Every line containing the word "главы" needs to be found and copied.

DATA EXTRACT:

[Begin]

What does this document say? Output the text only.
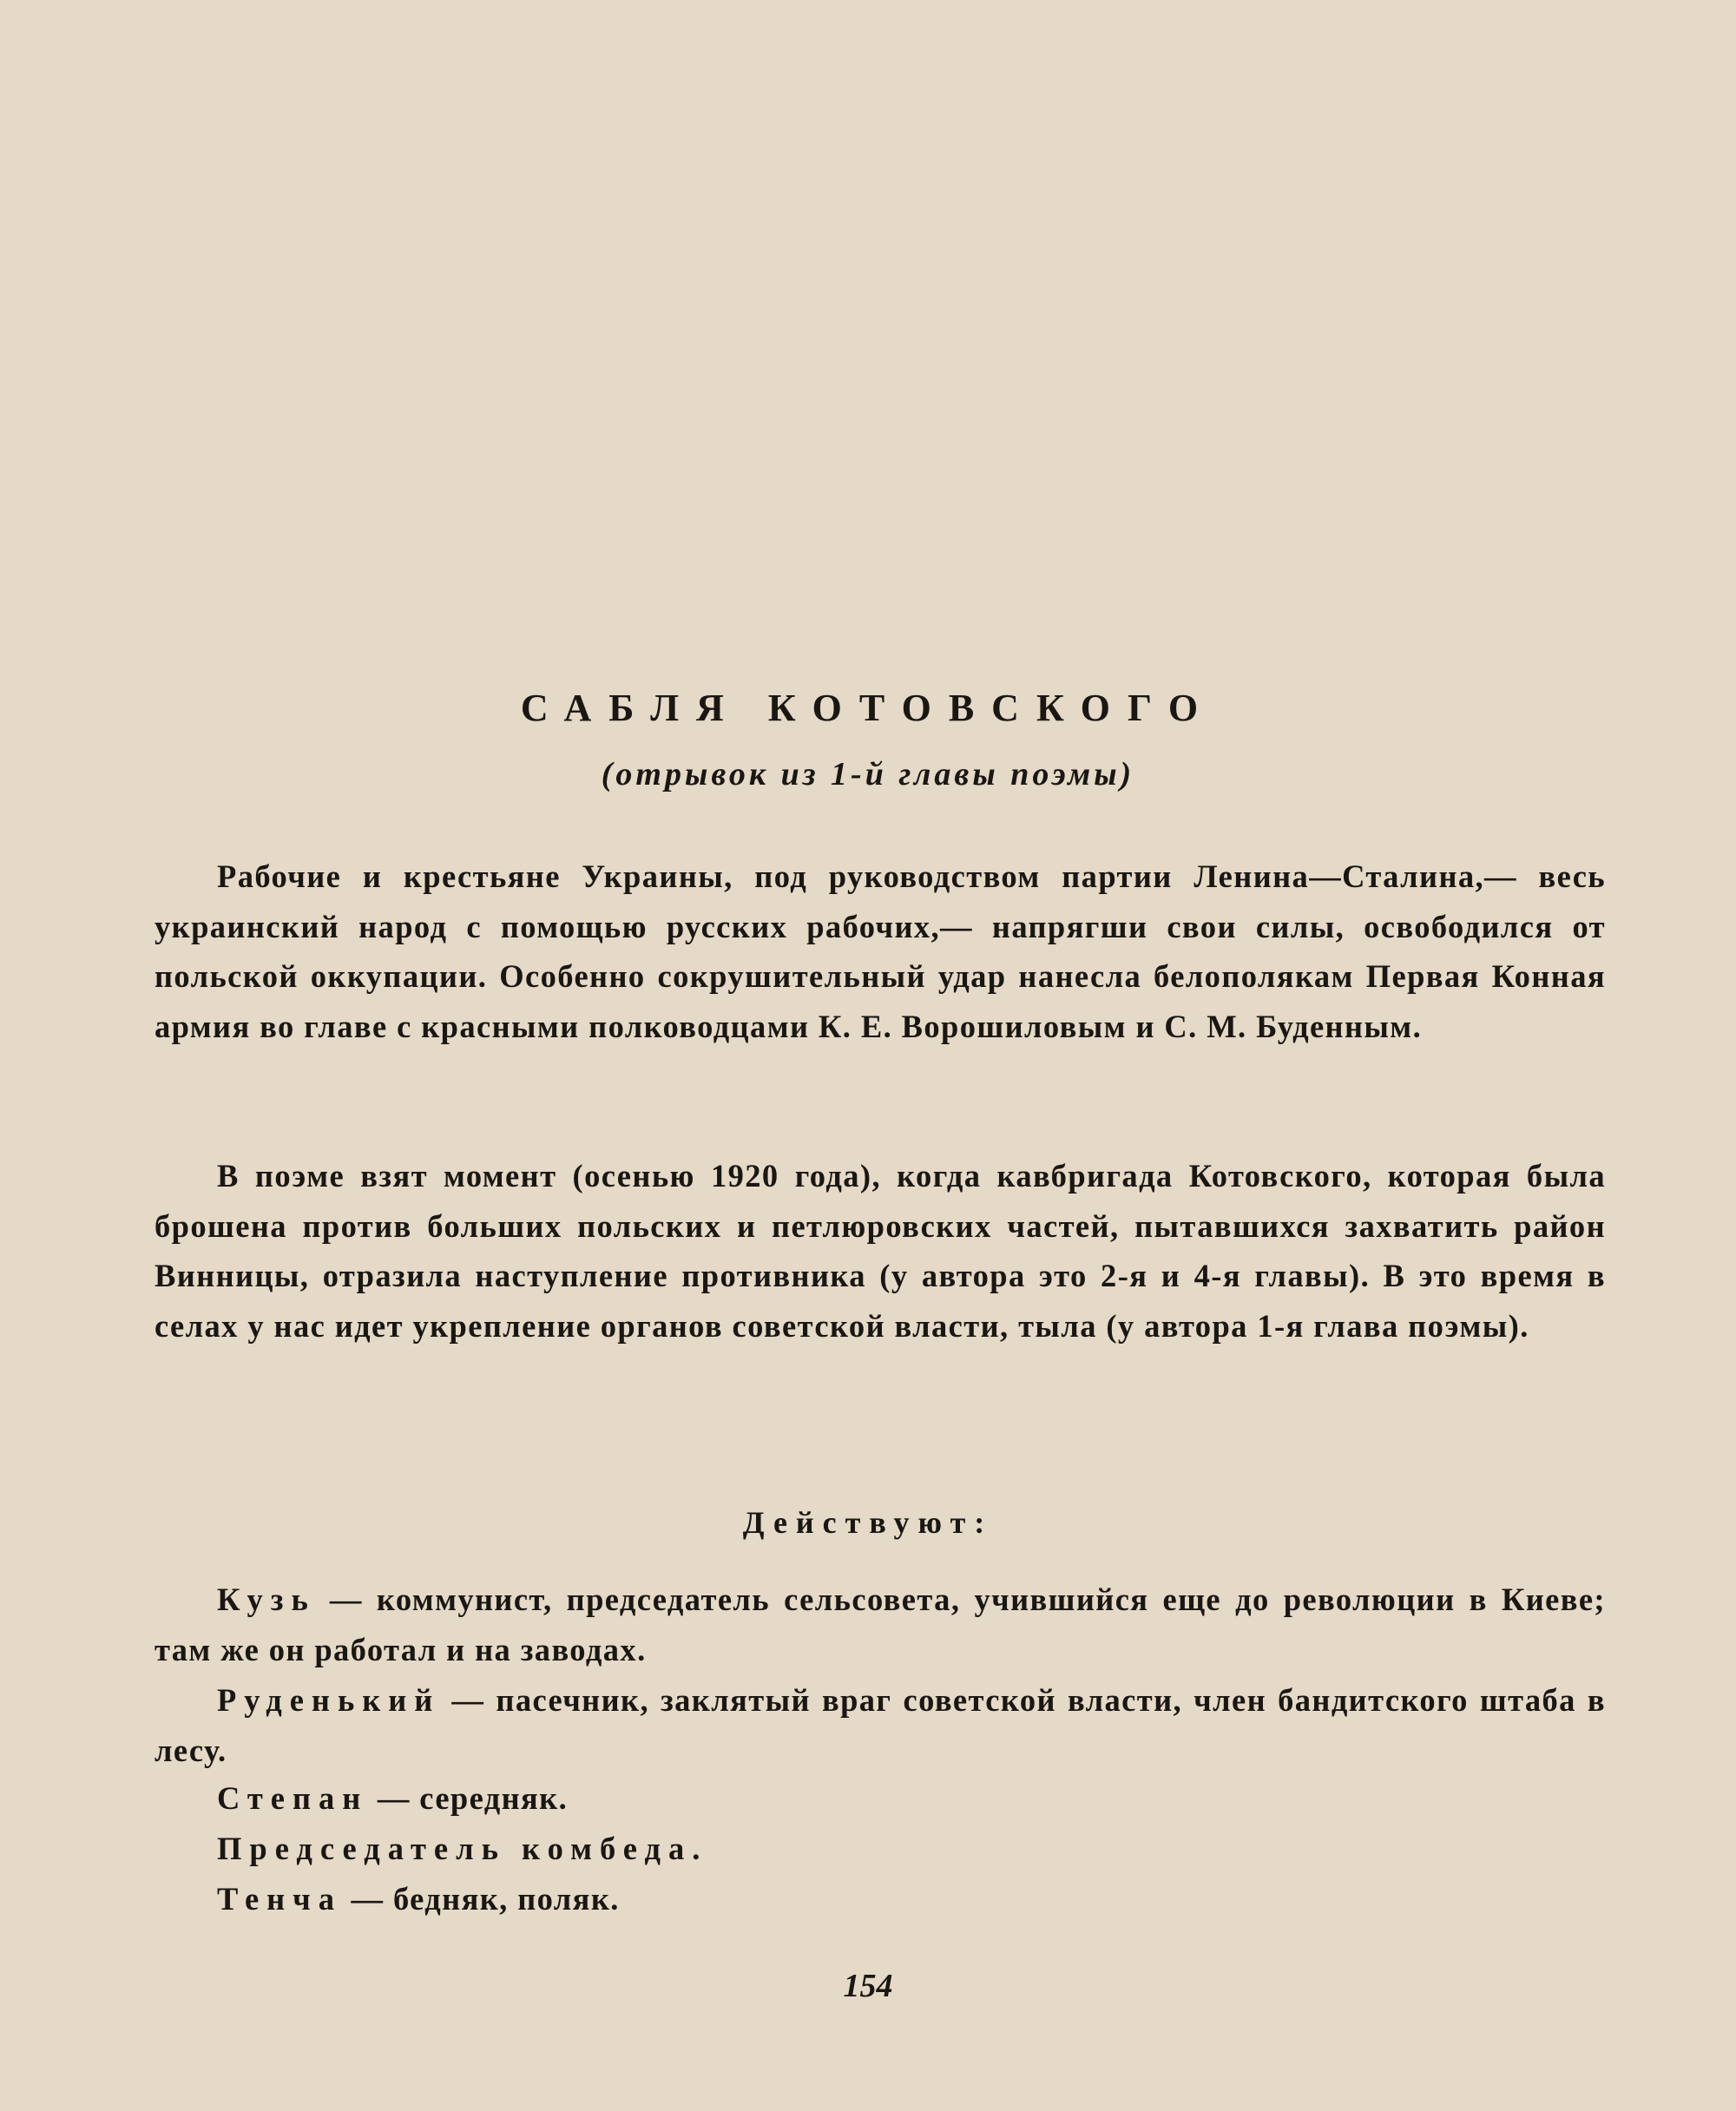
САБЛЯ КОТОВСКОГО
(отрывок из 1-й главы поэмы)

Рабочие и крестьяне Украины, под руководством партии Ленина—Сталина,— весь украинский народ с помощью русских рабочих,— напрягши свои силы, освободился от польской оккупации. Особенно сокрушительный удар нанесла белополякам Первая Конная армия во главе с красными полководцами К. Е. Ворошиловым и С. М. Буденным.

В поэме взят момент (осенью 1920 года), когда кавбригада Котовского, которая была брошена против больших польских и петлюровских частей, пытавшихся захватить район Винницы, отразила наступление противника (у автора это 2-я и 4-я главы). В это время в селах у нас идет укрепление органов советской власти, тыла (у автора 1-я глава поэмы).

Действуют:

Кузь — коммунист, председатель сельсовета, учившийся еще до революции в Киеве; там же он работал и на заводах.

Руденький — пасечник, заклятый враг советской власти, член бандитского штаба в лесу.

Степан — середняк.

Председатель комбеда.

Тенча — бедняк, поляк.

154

[End]

COMPLETED EXERCISE:
(отрывок из 1-й главы поэмы)
В поэме взят момент (осенью 1920 года), когда кавбригада Котовского, которая была брошена против больших польских и петлюровских частей, пытавшихся захватить район Винницы, отразила наступление противника (у автора это 2-я и 4-я главы). В это время в селах у нас идет укрепление органов советской власти, тыла (у автора 1-я глава поэмы).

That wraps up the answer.